SUPPLIED DATA:
———
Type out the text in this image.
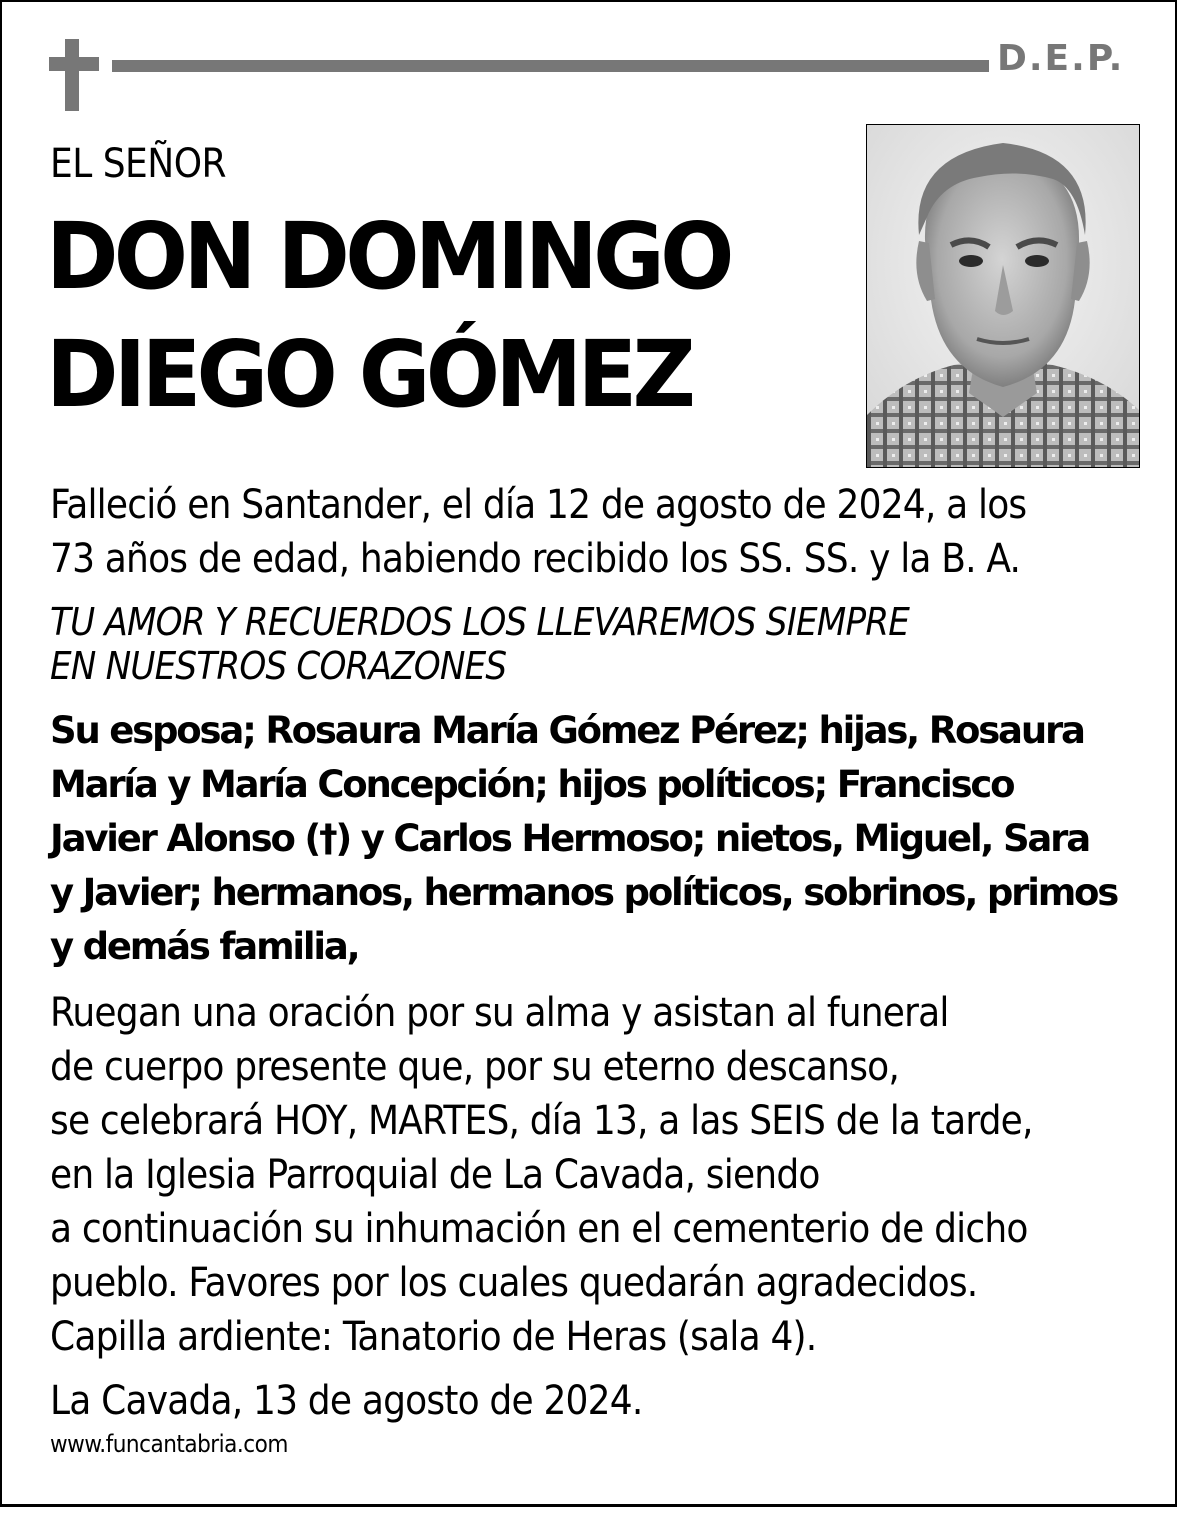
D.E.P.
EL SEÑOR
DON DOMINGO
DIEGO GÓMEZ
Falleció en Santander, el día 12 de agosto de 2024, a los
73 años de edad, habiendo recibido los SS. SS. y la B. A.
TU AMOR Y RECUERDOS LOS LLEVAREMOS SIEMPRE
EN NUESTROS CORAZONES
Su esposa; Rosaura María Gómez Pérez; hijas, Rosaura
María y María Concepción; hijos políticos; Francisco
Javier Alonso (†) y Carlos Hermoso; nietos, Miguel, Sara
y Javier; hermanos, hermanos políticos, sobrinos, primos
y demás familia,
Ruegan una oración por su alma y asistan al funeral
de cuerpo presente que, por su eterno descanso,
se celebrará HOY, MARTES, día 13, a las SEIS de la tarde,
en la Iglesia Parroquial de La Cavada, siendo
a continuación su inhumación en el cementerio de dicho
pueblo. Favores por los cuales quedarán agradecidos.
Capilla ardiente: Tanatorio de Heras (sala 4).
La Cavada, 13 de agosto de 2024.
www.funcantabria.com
———
WHAT IS REQUIRED: Repeat the listing in full and exactly. Leave any pictures out.

RIGHT ANSWER:
Type out the text in this image.
D.E.P.
EL SEÑOR
DON DOMINGO
DIEGO GÓMEZ
Falleció en Santander, el día 12 de agosto de 2024, a los
73 años de edad, habiendo recibido los SS. SS. y la B. A.
TU AMOR Y RECUERDOS LOS LLEVAREMOS SIEMPRE
EN NUESTROS CORAZONES
Su esposa; Rosaura María Gómez Pérez; hijas, Rosaura
María y María Concepción; hijos políticos; Francisco
Javier Alonso (†) y Carlos Hermoso; nietos, Miguel, Sara
y Javier; hermanos, hermanos políticos, sobrinos, primos
y demás familia,
Ruegan una oración por su alma y asistan al funeral
de cuerpo presente que, por su eterno descanso,
se celebrará HOY, MARTES, día 13, a las SEIS de la tarde,
en la Iglesia Parroquial de La Cavada, siendo
a continuación su inhumación en el cementerio de dicho
pueblo. Favores por los cuales quedarán agradecidos.
Capilla ardiente: Tanatorio de Heras (sala 4).
La Cavada, 13 de agosto de 2024.
www.funcantabria.com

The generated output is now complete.